§ **WORK REQUIRED**
Scan the listing beneath this sentence. Report each line with the word "tushunchalar".

§ **RECORDS FOR THIS TASK**
------------------------

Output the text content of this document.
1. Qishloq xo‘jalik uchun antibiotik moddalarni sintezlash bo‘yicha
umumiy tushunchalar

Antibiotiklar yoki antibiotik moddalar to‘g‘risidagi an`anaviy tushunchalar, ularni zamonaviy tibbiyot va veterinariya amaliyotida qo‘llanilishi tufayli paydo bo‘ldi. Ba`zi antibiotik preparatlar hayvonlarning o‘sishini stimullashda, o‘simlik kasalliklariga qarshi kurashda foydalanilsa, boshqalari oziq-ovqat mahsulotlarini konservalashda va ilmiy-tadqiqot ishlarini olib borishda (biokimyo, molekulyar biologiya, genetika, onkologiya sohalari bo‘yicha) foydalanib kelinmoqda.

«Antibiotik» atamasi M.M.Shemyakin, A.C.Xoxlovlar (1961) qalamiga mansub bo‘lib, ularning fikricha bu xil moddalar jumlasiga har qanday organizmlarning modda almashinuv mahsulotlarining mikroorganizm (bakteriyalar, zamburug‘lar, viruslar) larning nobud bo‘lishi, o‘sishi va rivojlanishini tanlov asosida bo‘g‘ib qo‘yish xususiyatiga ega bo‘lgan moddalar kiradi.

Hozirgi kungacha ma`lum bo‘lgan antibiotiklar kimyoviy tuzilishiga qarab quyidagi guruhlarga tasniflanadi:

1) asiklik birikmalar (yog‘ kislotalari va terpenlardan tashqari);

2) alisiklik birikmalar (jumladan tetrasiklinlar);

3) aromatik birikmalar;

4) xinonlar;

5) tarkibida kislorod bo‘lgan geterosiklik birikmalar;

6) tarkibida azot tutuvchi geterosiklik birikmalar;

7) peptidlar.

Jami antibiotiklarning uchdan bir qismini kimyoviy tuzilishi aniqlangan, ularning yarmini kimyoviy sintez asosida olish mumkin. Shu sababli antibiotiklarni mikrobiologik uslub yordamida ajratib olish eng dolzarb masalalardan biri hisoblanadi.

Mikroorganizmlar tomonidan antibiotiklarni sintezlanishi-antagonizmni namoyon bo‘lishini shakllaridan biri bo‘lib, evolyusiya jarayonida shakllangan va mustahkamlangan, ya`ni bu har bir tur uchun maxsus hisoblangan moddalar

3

------------------------

§ **RESPONSE TO THE EXERCISE**
umumiy tushunchalar
Antibiotiklar yoki antibiotik moddalar to‘g‘risidagi an`anaviy tushunchalar, ularni zamonaviy tibbiyot va veterinariya amaliyotida qo‘llanilishi tufayli paydo bo‘ldi. Ba`zi antibiotik preparatlar hayvonlarning o‘sishini stimullashda, o‘simlik kasalliklariga qarshi kurashda foydalanilsa, boshqalari oziq-ovqat mahsulotlarini konservalashda va ilmiy-tadqiqot ishlarini olib borishda (biokimyo, molekulyar biologiya, genetika, onkologiya sohalari bo‘yicha) foydalanib kelinmoqda.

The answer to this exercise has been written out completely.